DATASET ROWS:
------------
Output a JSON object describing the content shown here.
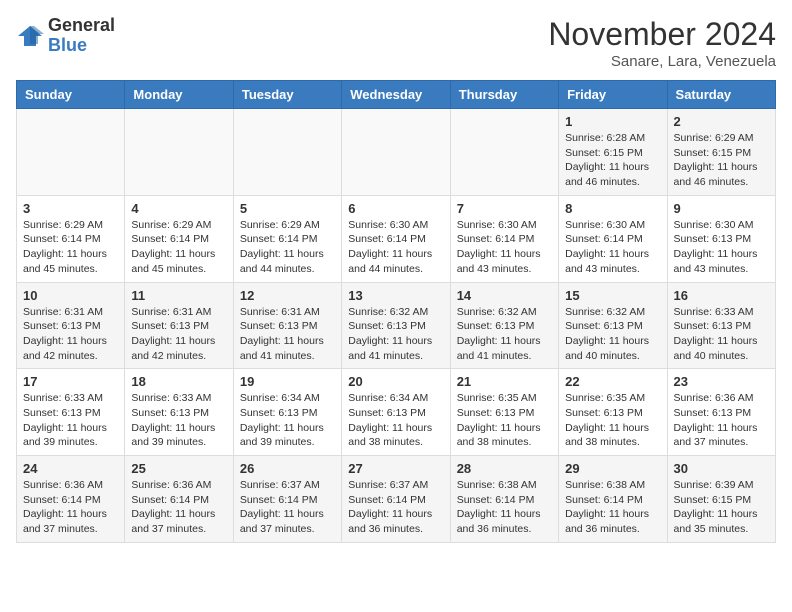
{
  "header": {
    "logo_general": "General",
    "logo_blue": "Blue",
    "month_year": "November 2024",
    "location": "Sanare, Lara, Venezuela"
  },
  "weekdays": [
    "Sunday",
    "Monday",
    "Tuesday",
    "Wednesday",
    "Thursday",
    "Friday",
    "Saturday"
  ],
  "weeks": [
    [
      {
        "day": "",
        "info": ""
      },
      {
        "day": "",
        "info": ""
      },
      {
        "day": "",
        "info": ""
      },
      {
        "day": "",
        "info": ""
      },
      {
        "day": "",
        "info": ""
      },
      {
        "day": "1",
        "info": "Sunrise: 6:28 AM\nSunset: 6:15 PM\nDaylight: 11 hours and 46 minutes."
      },
      {
        "day": "2",
        "info": "Sunrise: 6:29 AM\nSunset: 6:15 PM\nDaylight: 11 hours and 46 minutes."
      }
    ],
    [
      {
        "day": "3",
        "info": "Sunrise: 6:29 AM\nSunset: 6:14 PM\nDaylight: 11 hours and 45 minutes."
      },
      {
        "day": "4",
        "info": "Sunrise: 6:29 AM\nSunset: 6:14 PM\nDaylight: 11 hours and 45 minutes."
      },
      {
        "day": "5",
        "info": "Sunrise: 6:29 AM\nSunset: 6:14 PM\nDaylight: 11 hours and 44 minutes."
      },
      {
        "day": "6",
        "info": "Sunrise: 6:30 AM\nSunset: 6:14 PM\nDaylight: 11 hours and 44 minutes."
      },
      {
        "day": "7",
        "info": "Sunrise: 6:30 AM\nSunset: 6:14 PM\nDaylight: 11 hours and 43 minutes."
      },
      {
        "day": "8",
        "info": "Sunrise: 6:30 AM\nSunset: 6:14 PM\nDaylight: 11 hours and 43 minutes."
      },
      {
        "day": "9",
        "info": "Sunrise: 6:30 AM\nSunset: 6:13 PM\nDaylight: 11 hours and 43 minutes."
      }
    ],
    [
      {
        "day": "10",
        "info": "Sunrise: 6:31 AM\nSunset: 6:13 PM\nDaylight: 11 hours and 42 minutes."
      },
      {
        "day": "11",
        "info": "Sunrise: 6:31 AM\nSunset: 6:13 PM\nDaylight: 11 hours and 42 minutes."
      },
      {
        "day": "12",
        "info": "Sunrise: 6:31 AM\nSunset: 6:13 PM\nDaylight: 11 hours and 41 minutes."
      },
      {
        "day": "13",
        "info": "Sunrise: 6:32 AM\nSunset: 6:13 PM\nDaylight: 11 hours and 41 minutes."
      },
      {
        "day": "14",
        "info": "Sunrise: 6:32 AM\nSunset: 6:13 PM\nDaylight: 11 hours and 41 minutes."
      },
      {
        "day": "15",
        "info": "Sunrise: 6:32 AM\nSunset: 6:13 PM\nDaylight: 11 hours and 40 minutes."
      },
      {
        "day": "16",
        "info": "Sunrise: 6:33 AM\nSunset: 6:13 PM\nDaylight: 11 hours and 40 minutes."
      }
    ],
    [
      {
        "day": "17",
        "info": "Sunrise: 6:33 AM\nSunset: 6:13 PM\nDaylight: 11 hours and 39 minutes."
      },
      {
        "day": "18",
        "info": "Sunrise: 6:33 AM\nSunset: 6:13 PM\nDaylight: 11 hours and 39 minutes."
      },
      {
        "day": "19",
        "info": "Sunrise: 6:34 AM\nSunset: 6:13 PM\nDaylight: 11 hours and 39 minutes."
      },
      {
        "day": "20",
        "info": "Sunrise: 6:34 AM\nSunset: 6:13 PM\nDaylight: 11 hours and 38 minutes."
      },
      {
        "day": "21",
        "info": "Sunrise: 6:35 AM\nSunset: 6:13 PM\nDaylight: 11 hours and 38 minutes."
      },
      {
        "day": "22",
        "info": "Sunrise: 6:35 AM\nSunset: 6:13 PM\nDaylight: 11 hours and 38 minutes."
      },
      {
        "day": "23",
        "info": "Sunrise: 6:36 AM\nSunset: 6:13 PM\nDaylight: 11 hours and 37 minutes."
      }
    ],
    [
      {
        "day": "24",
        "info": "Sunrise: 6:36 AM\nSunset: 6:14 PM\nDaylight: 11 hours and 37 minutes."
      },
      {
        "day": "25",
        "info": "Sunrise: 6:36 AM\nSunset: 6:14 PM\nDaylight: 11 hours and 37 minutes."
      },
      {
        "day": "26",
        "info": "Sunrise: 6:37 AM\nSunset: 6:14 PM\nDaylight: 11 hours and 37 minutes."
      },
      {
        "day": "27",
        "info": "Sunrise: 6:37 AM\nSunset: 6:14 PM\nDaylight: 11 hours and 36 minutes."
      },
      {
        "day": "28",
        "info": "Sunrise: 6:38 AM\nSunset: 6:14 PM\nDaylight: 11 hours and 36 minutes."
      },
      {
        "day": "29",
        "info": "Sunrise: 6:38 AM\nSunset: 6:14 PM\nDaylight: 11 hours and 36 minutes."
      },
      {
        "day": "30",
        "info": "Sunrise: 6:39 AM\nSunset: 6:15 PM\nDaylight: 11 hours and 35 minutes."
      }
    ]
  ]
}
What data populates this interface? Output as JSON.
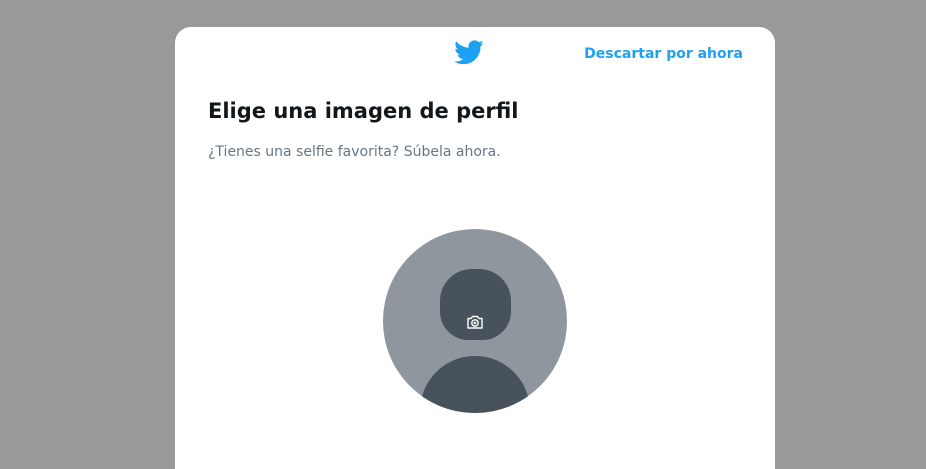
{
  "header": {
    "logo_icon": "twitter-bird-icon",
    "skip_label": "Descartar por ahora"
  },
  "main": {
    "title": "Elige una imagen de perfil",
    "subtitle": "¿Tienes una selfie favorita? Súbela ahora.",
    "avatar_icon": "camera-add-icon"
  },
  "colors": {
    "accent": "#1da1f2",
    "backdrop": "#999999",
    "avatar_bg": "#8f969d",
    "avatar_silhouette": "#47525c"
  }
}
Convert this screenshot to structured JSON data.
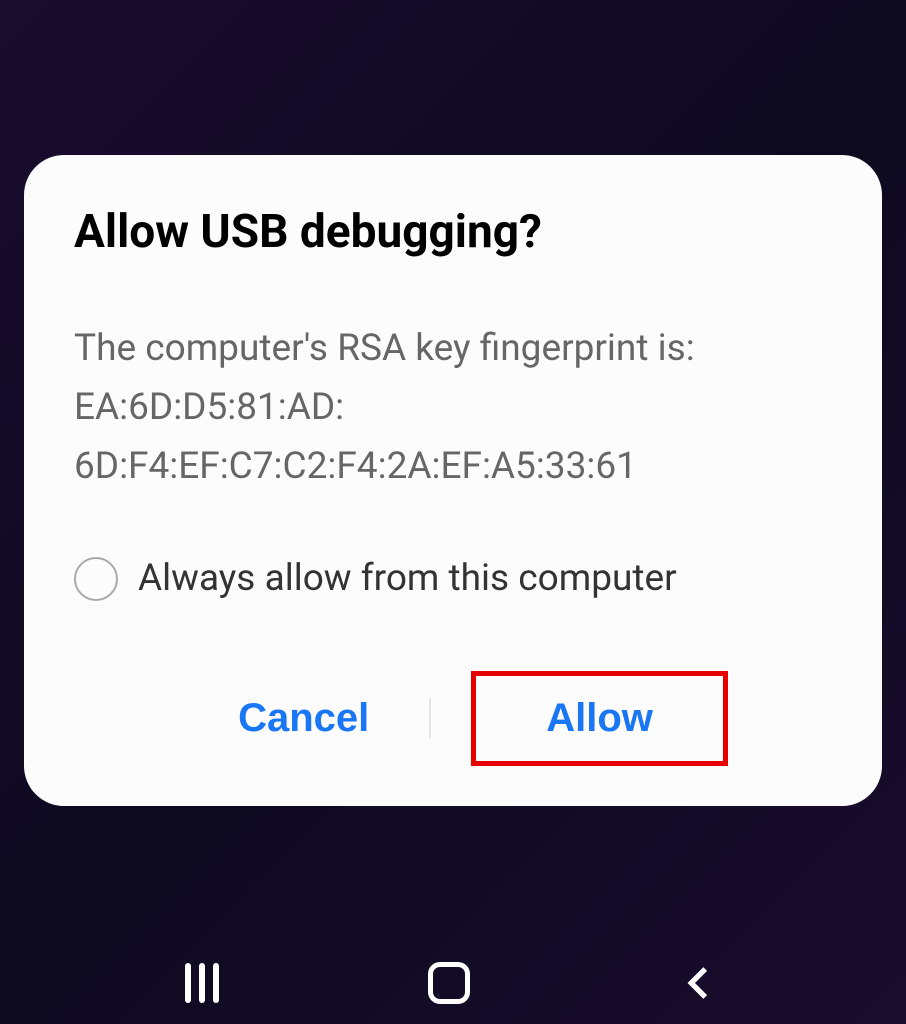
{
  "dialog": {
    "title": "Allow USB debugging?",
    "message_line1": "The computer's RSA key fingerprint is:",
    "message_line2": "EA:6D:D5:81:AD:",
    "message_line3": "6D:F4:EF:C7:C2:F4:2A:EF:A5:33:61",
    "checkbox_label": "Always allow from this computer",
    "cancel_label": "Cancel",
    "allow_label": "Allow"
  }
}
------------
AIM: Write out again every line above exactly as given; the pictures do not belong in the copy.

ANSWER TO THIS TASK:
Output a JSON object describing the content shown here.
{
  "header": {
    "logo_general": "General",
    "logo_blue": "Blue",
    "month_year": "November 2024",
    "location": "Sanare, Lara, Venezuela"
  },
  "weekdays": [
    "Sunday",
    "Monday",
    "Tuesday",
    "Wednesday",
    "Thursday",
    "Friday",
    "Saturday"
  ],
  "weeks": [
    [
      {
        "day": "",
        "info": ""
      },
      {
        "day": "",
        "info": ""
      },
      {
        "day": "",
        "info": ""
      },
      {
        "day": "",
        "info": ""
      },
      {
        "day": "",
        "info": ""
      },
      {
        "day": "1",
        "info": "Sunrise: 6:28 AM\nSunset: 6:15 PM\nDaylight: 11 hours and 46 minutes."
      },
      {
        "day": "2",
        "info": "Sunrise: 6:29 AM\nSunset: 6:15 PM\nDaylight: 11 hours and 46 minutes."
      }
    ],
    [
      {
        "day": "3",
        "info": "Sunrise: 6:29 AM\nSunset: 6:14 PM\nDaylight: 11 hours and 45 minutes."
      },
      {
        "day": "4",
        "info": "Sunrise: 6:29 AM\nSunset: 6:14 PM\nDaylight: 11 hours and 45 minutes."
      },
      {
        "day": "5",
        "info": "Sunrise: 6:29 AM\nSunset: 6:14 PM\nDaylight: 11 hours and 44 minutes."
      },
      {
        "day": "6",
        "info": "Sunrise: 6:30 AM\nSunset: 6:14 PM\nDaylight: 11 hours and 44 minutes."
      },
      {
        "day": "7",
        "info": "Sunrise: 6:30 AM\nSunset: 6:14 PM\nDaylight: 11 hours and 43 minutes."
      },
      {
        "day": "8",
        "info": "Sunrise: 6:30 AM\nSunset: 6:14 PM\nDaylight: 11 hours and 43 minutes."
      },
      {
        "day": "9",
        "info": "Sunrise: 6:30 AM\nSunset: 6:13 PM\nDaylight: 11 hours and 43 minutes."
      }
    ],
    [
      {
        "day": "10",
        "info": "Sunrise: 6:31 AM\nSunset: 6:13 PM\nDaylight: 11 hours and 42 minutes."
      },
      {
        "day": "11",
        "info": "Sunrise: 6:31 AM\nSunset: 6:13 PM\nDaylight: 11 hours and 42 minutes."
      },
      {
        "day": "12",
        "info": "Sunrise: 6:31 AM\nSunset: 6:13 PM\nDaylight: 11 hours and 41 minutes."
      },
      {
        "day": "13",
        "info": "Sunrise: 6:32 AM\nSunset: 6:13 PM\nDaylight: 11 hours and 41 minutes."
      },
      {
        "day": "14",
        "info": "Sunrise: 6:32 AM\nSunset: 6:13 PM\nDaylight: 11 hours and 41 minutes."
      },
      {
        "day": "15",
        "info": "Sunrise: 6:32 AM\nSunset: 6:13 PM\nDaylight: 11 hours and 40 minutes."
      },
      {
        "day": "16",
        "info": "Sunrise: 6:33 AM\nSunset: 6:13 PM\nDaylight: 11 hours and 40 minutes."
      }
    ],
    [
      {
        "day": "17",
        "info": "Sunrise: 6:33 AM\nSunset: 6:13 PM\nDaylight: 11 hours and 39 minutes."
      },
      {
        "day": "18",
        "info": "Sunrise: 6:33 AM\nSunset: 6:13 PM\nDaylight: 11 hours and 39 minutes."
      },
      {
        "day": "19",
        "info": "Sunrise: 6:34 AM\nSunset: 6:13 PM\nDaylight: 11 hours and 39 minutes."
      },
      {
        "day": "20",
        "info": "Sunrise: 6:34 AM\nSunset: 6:13 PM\nDaylight: 11 hours and 38 minutes."
      },
      {
        "day": "21",
        "info": "Sunrise: 6:35 AM\nSunset: 6:13 PM\nDaylight: 11 hours and 38 minutes."
      },
      {
        "day": "22",
        "info": "Sunrise: 6:35 AM\nSunset: 6:13 PM\nDaylight: 11 hours and 38 minutes."
      },
      {
        "day": "23",
        "info": "Sunrise: 6:36 AM\nSunset: 6:13 PM\nDaylight: 11 hours and 37 minutes."
      }
    ],
    [
      {
        "day": "24",
        "info": "Sunrise: 6:36 AM\nSunset: 6:14 PM\nDaylight: 11 hours and 37 minutes."
      },
      {
        "day": "25",
        "info": "Sunrise: 6:36 AM\nSunset: 6:14 PM\nDaylight: 11 hours and 37 minutes."
      },
      {
        "day": "26",
        "info": "Sunrise: 6:37 AM\nSunset: 6:14 PM\nDaylight: 11 hours and 37 minutes."
      },
      {
        "day": "27",
        "info": "Sunrise: 6:37 AM\nSunset: 6:14 PM\nDaylight: 11 hours and 36 minutes."
      },
      {
        "day": "28",
        "info": "Sunrise: 6:38 AM\nSunset: 6:14 PM\nDaylight: 11 hours and 36 minutes."
      },
      {
        "day": "29",
        "info": "Sunrise: 6:38 AM\nSunset: 6:14 PM\nDaylight: 11 hours and 36 minutes."
      },
      {
        "day": "30",
        "info": "Sunrise: 6:39 AM\nSunset: 6:15 PM\nDaylight: 11 hours and 35 minutes."
      }
    ]
  ]
}
What data populates this interface? Output as JSON.
{
  "header": {
    "logo_icon": "twitter-bird-icon",
    "skip_label": "Descartar por ahora"
  },
  "main": {
    "title": "Elige una imagen de perfil",
    "subtitle": "¿Tienes una selfie favorita? Súbela ahora.",
    "avatar_icon": "camera-add-icon"
  },
  "colors": {
    "accent": "#1da1f2",
    "backdrop": "#999999",
    "avatar_bg": "#8f969d",
    "avatar_silhouette": "#47525c"
  }
}
Convert this screenshot to structured JSON data.
{
  "dialog": {
    "title": "Allow USB debugging?",
    "message_line1": "The computer's RSA key fingerprint is:",
    "message_line2": "EA:6D:D5:81:AD:",
    "message_line3": "6D:F4:EF:C7:C2:F4:2A:EF:A5:33:61",
    "checkbox_label": "Always allow from this computer",
    "cancel_label": "Cancel",
    "allow_label": "Allow"
  }
}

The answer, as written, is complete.